## Start Task data

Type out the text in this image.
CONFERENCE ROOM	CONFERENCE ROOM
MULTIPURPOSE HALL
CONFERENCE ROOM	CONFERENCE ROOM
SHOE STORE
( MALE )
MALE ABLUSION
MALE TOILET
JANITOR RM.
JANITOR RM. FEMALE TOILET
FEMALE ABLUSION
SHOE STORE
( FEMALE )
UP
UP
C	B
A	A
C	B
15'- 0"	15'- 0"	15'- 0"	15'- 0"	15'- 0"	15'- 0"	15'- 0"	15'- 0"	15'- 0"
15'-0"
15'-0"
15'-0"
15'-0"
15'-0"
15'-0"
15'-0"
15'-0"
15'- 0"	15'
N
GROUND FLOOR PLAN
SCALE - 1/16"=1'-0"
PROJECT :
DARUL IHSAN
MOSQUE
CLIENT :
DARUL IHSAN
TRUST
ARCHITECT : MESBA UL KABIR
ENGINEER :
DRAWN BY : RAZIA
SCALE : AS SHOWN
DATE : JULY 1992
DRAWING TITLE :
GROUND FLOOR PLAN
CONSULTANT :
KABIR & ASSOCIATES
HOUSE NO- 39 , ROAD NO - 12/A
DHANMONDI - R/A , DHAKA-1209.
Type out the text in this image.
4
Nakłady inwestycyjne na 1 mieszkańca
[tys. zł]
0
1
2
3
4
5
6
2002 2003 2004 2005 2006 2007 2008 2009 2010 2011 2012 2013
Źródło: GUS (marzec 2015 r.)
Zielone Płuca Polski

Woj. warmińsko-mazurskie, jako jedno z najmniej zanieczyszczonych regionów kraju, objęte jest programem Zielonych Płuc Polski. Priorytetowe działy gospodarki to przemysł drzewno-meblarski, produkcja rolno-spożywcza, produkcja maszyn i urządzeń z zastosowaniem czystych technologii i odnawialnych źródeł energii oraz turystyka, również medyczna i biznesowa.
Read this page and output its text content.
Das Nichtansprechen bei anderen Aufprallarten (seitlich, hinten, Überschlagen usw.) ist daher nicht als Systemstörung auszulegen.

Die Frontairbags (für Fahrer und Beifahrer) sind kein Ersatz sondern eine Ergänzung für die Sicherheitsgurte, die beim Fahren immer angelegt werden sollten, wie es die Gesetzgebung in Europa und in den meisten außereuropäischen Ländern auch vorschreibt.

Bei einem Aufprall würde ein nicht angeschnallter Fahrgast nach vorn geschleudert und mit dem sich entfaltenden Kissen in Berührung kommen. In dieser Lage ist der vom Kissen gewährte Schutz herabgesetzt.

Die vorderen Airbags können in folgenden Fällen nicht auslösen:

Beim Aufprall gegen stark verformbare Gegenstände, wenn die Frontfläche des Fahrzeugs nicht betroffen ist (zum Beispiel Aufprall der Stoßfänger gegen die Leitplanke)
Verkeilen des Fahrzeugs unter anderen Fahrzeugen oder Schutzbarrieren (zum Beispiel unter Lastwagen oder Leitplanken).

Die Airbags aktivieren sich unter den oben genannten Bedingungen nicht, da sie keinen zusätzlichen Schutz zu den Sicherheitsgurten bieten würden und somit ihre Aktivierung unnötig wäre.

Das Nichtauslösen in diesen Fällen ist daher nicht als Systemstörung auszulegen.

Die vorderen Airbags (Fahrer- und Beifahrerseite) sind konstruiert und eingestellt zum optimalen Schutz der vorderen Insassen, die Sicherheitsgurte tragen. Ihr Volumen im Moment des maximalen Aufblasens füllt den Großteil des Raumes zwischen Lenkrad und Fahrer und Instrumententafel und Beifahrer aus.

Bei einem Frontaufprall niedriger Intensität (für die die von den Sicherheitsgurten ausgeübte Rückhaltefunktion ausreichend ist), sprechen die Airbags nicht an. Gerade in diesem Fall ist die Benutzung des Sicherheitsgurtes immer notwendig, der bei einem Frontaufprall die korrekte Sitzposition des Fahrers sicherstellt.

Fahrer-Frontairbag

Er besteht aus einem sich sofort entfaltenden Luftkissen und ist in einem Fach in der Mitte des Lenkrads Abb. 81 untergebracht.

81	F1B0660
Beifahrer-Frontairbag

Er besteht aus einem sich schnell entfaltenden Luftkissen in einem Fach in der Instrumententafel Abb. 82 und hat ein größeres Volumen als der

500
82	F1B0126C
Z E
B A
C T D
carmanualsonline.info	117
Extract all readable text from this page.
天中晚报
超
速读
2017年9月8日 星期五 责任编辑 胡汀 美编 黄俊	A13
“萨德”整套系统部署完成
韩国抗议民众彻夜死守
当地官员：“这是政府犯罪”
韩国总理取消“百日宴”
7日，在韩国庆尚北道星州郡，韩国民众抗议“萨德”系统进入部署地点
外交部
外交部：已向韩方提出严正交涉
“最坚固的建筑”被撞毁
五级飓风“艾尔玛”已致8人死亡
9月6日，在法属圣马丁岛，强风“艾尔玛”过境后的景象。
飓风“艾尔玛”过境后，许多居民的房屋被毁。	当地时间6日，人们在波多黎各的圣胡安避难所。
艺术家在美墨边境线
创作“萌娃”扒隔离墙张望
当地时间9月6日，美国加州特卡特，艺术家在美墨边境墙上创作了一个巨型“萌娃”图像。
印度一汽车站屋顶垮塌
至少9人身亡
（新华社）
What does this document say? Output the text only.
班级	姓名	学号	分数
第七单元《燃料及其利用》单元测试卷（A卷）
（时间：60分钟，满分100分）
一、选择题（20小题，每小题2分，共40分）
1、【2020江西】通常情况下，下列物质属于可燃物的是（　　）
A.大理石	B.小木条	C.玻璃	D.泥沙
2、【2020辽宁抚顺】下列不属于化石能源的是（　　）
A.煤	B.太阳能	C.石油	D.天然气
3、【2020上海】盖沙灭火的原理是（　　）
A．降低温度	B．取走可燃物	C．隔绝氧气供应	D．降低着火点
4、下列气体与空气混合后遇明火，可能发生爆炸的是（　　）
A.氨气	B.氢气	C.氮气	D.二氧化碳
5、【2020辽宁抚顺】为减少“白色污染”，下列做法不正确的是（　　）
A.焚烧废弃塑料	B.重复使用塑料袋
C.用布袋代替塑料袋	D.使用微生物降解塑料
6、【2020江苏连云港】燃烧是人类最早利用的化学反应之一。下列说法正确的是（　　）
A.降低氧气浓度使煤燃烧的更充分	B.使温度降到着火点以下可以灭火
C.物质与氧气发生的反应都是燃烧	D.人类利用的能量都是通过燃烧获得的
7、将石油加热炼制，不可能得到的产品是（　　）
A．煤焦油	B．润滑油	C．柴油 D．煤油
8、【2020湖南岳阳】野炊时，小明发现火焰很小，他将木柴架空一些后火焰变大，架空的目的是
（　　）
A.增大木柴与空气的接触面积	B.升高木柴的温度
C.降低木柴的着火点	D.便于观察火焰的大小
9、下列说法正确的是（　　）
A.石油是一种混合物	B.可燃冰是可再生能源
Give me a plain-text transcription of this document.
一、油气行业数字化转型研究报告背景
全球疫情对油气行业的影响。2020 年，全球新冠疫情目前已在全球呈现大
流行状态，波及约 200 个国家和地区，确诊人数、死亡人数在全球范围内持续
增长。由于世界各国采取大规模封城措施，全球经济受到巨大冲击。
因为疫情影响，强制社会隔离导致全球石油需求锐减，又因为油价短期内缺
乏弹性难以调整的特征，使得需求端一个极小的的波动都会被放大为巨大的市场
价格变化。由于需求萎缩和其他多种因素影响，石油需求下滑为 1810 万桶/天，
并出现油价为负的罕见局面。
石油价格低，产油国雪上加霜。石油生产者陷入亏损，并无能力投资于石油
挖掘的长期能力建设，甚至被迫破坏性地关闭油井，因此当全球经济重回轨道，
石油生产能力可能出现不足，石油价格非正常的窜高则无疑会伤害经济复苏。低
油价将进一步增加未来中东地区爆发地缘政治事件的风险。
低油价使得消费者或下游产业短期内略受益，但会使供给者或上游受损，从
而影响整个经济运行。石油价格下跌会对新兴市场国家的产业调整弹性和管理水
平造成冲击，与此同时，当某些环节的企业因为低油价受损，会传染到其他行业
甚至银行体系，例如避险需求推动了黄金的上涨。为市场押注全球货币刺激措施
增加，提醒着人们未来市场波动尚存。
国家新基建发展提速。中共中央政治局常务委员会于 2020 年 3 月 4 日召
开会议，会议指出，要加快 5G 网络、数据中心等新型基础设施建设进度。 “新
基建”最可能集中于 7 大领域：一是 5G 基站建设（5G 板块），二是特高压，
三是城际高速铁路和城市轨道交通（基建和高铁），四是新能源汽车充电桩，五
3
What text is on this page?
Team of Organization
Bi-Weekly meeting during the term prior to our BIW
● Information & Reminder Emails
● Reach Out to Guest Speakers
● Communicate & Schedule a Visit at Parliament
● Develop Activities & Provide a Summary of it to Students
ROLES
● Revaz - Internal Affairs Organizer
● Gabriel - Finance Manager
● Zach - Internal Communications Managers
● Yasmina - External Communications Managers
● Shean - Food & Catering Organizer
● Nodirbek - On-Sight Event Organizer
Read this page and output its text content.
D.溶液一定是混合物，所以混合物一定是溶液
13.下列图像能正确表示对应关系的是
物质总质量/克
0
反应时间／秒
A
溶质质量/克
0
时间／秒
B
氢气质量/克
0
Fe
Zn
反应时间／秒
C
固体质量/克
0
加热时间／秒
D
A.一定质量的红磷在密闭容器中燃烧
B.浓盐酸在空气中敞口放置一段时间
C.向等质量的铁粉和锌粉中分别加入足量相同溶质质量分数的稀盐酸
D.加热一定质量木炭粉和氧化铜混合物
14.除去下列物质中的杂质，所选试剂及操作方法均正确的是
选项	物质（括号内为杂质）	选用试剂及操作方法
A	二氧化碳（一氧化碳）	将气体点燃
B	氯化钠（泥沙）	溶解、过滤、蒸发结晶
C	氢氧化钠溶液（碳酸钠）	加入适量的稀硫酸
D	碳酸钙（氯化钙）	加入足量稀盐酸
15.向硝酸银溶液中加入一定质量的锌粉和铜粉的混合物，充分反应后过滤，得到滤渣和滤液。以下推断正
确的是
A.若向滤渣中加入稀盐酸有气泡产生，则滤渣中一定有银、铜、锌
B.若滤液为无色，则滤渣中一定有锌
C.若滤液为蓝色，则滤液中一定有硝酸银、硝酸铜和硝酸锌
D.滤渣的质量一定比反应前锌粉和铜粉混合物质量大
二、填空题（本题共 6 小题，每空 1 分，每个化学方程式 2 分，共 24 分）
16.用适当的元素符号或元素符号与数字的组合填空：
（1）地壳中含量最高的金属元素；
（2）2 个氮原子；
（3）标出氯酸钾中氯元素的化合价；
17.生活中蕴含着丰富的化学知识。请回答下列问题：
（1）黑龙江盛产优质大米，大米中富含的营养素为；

## End Task data

From the entries above, copy every line where the word "text" shows up.

» Result of this task
Type out the text in this image.
Type out the text in this image.
Read this page and output its text content.
Extract all readable text from this page.
What does this document say? Output the text only.
Give me a plain-text transcription of this document.
What text is on this page?
Read this page and output its text content.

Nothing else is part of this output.